What is needed
Rewrite all the rows, renaming every "sidebar-item-label" to "nav-item-label" and leaving everything else as it is.
Begin Provided material
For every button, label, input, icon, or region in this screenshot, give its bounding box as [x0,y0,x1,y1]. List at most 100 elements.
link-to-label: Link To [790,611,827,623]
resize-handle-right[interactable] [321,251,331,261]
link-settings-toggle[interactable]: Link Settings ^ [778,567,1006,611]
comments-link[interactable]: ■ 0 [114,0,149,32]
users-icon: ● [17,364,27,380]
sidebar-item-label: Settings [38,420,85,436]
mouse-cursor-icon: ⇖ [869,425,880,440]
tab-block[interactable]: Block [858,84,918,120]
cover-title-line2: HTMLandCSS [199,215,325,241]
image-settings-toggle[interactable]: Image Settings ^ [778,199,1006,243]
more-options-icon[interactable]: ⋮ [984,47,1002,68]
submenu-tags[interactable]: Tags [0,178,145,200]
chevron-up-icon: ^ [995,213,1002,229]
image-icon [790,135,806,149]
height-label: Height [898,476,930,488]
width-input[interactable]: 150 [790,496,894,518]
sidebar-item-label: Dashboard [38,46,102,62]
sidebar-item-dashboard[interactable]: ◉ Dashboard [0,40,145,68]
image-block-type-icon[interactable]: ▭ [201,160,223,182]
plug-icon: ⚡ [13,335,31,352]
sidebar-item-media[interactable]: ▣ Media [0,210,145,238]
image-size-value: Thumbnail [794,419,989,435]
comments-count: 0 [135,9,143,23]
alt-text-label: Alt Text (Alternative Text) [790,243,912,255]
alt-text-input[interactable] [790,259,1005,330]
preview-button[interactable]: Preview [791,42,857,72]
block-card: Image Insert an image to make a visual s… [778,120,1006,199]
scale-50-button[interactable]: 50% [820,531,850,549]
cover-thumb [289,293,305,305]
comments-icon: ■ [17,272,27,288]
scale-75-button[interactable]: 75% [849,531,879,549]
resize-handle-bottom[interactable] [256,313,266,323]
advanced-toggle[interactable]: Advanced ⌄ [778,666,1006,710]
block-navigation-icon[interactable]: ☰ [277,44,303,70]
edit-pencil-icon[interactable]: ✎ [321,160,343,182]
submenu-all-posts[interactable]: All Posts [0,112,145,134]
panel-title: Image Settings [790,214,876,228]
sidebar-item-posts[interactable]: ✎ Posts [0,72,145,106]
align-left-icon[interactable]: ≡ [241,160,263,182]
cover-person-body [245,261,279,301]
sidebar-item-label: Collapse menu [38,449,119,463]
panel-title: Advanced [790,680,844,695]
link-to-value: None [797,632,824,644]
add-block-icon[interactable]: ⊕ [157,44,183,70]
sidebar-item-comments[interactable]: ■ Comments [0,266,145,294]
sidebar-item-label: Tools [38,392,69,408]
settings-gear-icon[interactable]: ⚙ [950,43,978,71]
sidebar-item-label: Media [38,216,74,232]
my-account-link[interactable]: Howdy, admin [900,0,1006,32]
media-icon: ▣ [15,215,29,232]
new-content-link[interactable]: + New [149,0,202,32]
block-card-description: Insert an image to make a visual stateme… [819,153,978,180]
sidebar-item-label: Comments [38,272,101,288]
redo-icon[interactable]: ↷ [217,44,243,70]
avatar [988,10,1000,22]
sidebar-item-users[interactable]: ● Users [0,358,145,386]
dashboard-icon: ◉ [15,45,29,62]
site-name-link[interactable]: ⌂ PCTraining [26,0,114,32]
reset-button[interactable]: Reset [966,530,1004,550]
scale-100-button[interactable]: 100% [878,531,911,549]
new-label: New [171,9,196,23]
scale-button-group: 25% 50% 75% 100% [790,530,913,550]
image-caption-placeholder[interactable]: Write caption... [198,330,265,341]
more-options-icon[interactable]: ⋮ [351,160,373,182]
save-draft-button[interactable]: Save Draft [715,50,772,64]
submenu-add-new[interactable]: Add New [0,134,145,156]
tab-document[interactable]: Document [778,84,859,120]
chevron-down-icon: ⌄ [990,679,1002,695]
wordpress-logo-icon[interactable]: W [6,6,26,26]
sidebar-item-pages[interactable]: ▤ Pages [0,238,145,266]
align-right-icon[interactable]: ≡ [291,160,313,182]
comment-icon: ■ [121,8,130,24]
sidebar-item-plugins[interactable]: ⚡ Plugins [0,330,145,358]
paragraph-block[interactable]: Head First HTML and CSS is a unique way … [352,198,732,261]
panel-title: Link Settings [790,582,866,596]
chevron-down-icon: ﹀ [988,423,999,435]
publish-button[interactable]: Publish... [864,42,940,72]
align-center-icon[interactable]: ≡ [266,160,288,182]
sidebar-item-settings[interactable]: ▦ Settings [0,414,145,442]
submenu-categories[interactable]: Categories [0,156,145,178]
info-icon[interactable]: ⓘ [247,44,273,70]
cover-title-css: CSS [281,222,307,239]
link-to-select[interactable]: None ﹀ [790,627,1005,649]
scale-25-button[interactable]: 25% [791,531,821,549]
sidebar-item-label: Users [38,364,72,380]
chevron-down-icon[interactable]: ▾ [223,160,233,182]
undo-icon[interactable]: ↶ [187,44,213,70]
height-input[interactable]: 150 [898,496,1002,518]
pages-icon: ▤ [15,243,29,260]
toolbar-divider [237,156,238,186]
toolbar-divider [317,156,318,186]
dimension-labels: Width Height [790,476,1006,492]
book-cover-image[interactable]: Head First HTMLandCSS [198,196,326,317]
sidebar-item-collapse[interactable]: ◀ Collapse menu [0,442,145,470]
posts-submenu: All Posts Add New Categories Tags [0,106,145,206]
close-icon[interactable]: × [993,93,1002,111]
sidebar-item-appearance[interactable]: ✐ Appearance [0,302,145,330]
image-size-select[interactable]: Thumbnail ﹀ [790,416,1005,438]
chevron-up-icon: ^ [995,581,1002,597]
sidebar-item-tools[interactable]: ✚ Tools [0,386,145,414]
End Provided material
Response below
For every button, label, input, icon, or region in this screenshot, give its bounding box as [x0,y0,x1,y1]. List at most 100 elements.
link-to-label: Link To [790,611,827,623]
resize-handle-right[interactable] [321,251,331,261]
link-settings-toggle[interactable]: Link Settings ^ [778,567,1006,611]
comments-link[interactable]: ■ 0 [114,0,149,32]
users-icon: ● [17,364,27,380]
nav-item-label: Settings [38,420,85,436]
mouse-cursor-icon: ⇖ [869,425,880,440]
tab-block[interactable]: Block [858,84,918,120]
cover-title-line2: HTMLandCSS [199,215,325,241]
image-settings-toggle[interactable]: Image Settings ^ [778,199,1006,243]
more-options-icon[interactable]: ⋮ [984,47,1002,68]
submenu-tags[interactable]: Tags [0,178,145,200]
chevron-up-icon: ^ [995,213,1002,229]
image-icon [790,135,806,149]
height-label: Height [898,476,930,488]
width-input[interactable]: 150 [790,496,894,518]
nav-item-label: Dashboard [38,46,102,62]
sidebar-item-dashboard[interactable]: ◉ Dashboard [0,40,145,68]
image-block-type-icon[interactable]: ▭ [201,160,223,182]
plug-icon: ⚡ [13,335,31,352]
sidebar-item-media[interactable]: ▣ Media [0,210,145,238]
image-size-value: Thumbnail [794,419,989,435]
comments-count: 0 [135,9,143,23]
alt-text-label: Alt Text (Alternative Text) [790,243,912,255]
alt-text-input[interactable] [790,259,1005,330]
preview-button[interactable]: Preview [791,42,857,72]
block-card: Image Insert an image to make a visual s… [778,120,1006,199]
scale-50-button[interactable]: 50% [820,531,850,549]
cover-thumb [289,293,305,305]
comments-icon: ■ [17,272,27,288]
scale-75-button[interactable]: 75% [849,531,879,549]
resize-handle-bottom[interactable] [256,313,266,323]
advanced-toggle[interactable]: Advanced ⌄ [778,666,1006,710]
block-navigation-icon[interactable]: ☰ [277,44,303,70]
edit-pencil-icon[interactable]: ✎ [321,160,343,182]
submenu-all-posts[interactable]: All Posts [0,112,145,134]
panel-title: Image Settings [790,214,876,228]
sidebar-item-posts[interactable]: ✎ Posts [0,72,145,106]
align-left-icon[interactable]: ≡ [241,160,263,182]
cover-person-body [245,261,279,301]
nav-item-label: Collapse menu [38,449,119,463]
panel-title: Advanced [790,680,844,695]
link-to-value: None [797,632,824,644]
add-block-icon[interactable]: ⊕ [157,44,183,70]
sidebar-item-comments[interactable]: ■ Comments [0,266,145,294]
nav-item-label: Tools [38,392,69,408]
settings-gear-icon[interactable]: ⚙ [950,43,978,71]
nav-item-label: Media [38,216,74,232]
my-account-link[interactable]: Howdy, admin [900,0,1006,32]
media-icon: ▣ [15,215,29,232]
new-content-link[interactable]: + New [149,0,202,32]
block-card-description: Insert an image to make a visual stateme… [819,153,978,180]
nav-item-label: Comments [38,272,101,288]
redo-icon[interactable]: ↷ [217,44,243,70]
avatar [988,10,1000,22]
sidebar-item-users[interactable]: ● Users [0,358,145,386]
dashboard-icon: ◉ [15,45,29,62]
site-name-link[interactable]: ⌂ PCTraining [26,0,114,32]
reset-button[interactable]: Reset [966,530,1004,550]
scale-100-button[interactable]: 100% [878,531,911,549]
new-label: New [171,9,196,23]
scale-button-group: 25% 50% 75% 100% [790,530,913,550]
image-caption-placeholder[interactable]: Write caption... [198,330,265,341]
more-options-icon[interactable]: ⋮ [351,160,373,182]
save-draft-button[interactable]: Save Draft [715,50,772,64]
submenu-add-new[interactable]: Add New [0,134,145,156]
tab-document[interactable]: Document [778,84,859,120]
chevron-down-icon: ⌄ [990,679,1002,695]
wordpress-logo-icon[interactable]: W [6,6,26,26]
sidebar-item-pages[interactable]: ▤ Pages [0,238,145,266]
align-right-icon[interactable]: ≡ [291,160,313,182]
comment-icon: ■ [121,8,130,24]
sidebar-item-plugins[interactable]: ⚡ Plugins [0,330,145,358]
paragraph-block[interactable]: Head First HTML and CSS is a unique way … [352,198,732,261]
panel-title: Link Settings [790,582,866,596]
chevron-down-icon: ﹀ [988,423,999,435]
publish-button[interactable]: Publish... [864,42,940,72]
align-center-icon[interactable]: ≡ [266,160,288,182]
sidebar-item-settings[interactable]: ▦ Settings [0,414,145,442]
submenu-categories[interactable]: Categories [0,156,145,178]
info-icon[interactable]: ⓘ [247,44,273,70]
cover-title-css: CSS [281,222,307,239]
link-to-select[interactable]: None ﹀ [790,627,1005,649]
scale-25-button[interactable]: 25% [791,531,821,549]
nav-item-label: Users [38,364,72,380]
chevron-down-icon[interactable]: ▾ [223,160,233,182]
undo-icon[interactable]: ↶ [187,44,213,70]
height-input[interactable]: 150 [898,496,1002,518]
pages-icon: ▤ [15,243,29,260]
toolbar-divider [237,156,238,186]
toolbar-divider [317,156,318,186]
dimension-labels: Width Height [790,476,1006,492]
book-cover-image[interactable]: Head First HTMLandCSS [198,196,326,317]
sidebar-item-collapse[interactable]: ◀ Collapse menu [0,442,145,470]
posts-submenu: All Posts Add New Categories Tags [0,106,145,206]
close-icon[interactable]: × [993,93,1002,111]
sidebar-item-appearance[interactable]: ✐ Appearance [0,302,145,330]
image-size-select[interactable]: Thumbnail ﹀ [790,416,1005,438]
chevron-up-icon: ^ [995,581,1002,597]
sidebar-item-tools[interactable]: ✚ Tools [0,386,145,414]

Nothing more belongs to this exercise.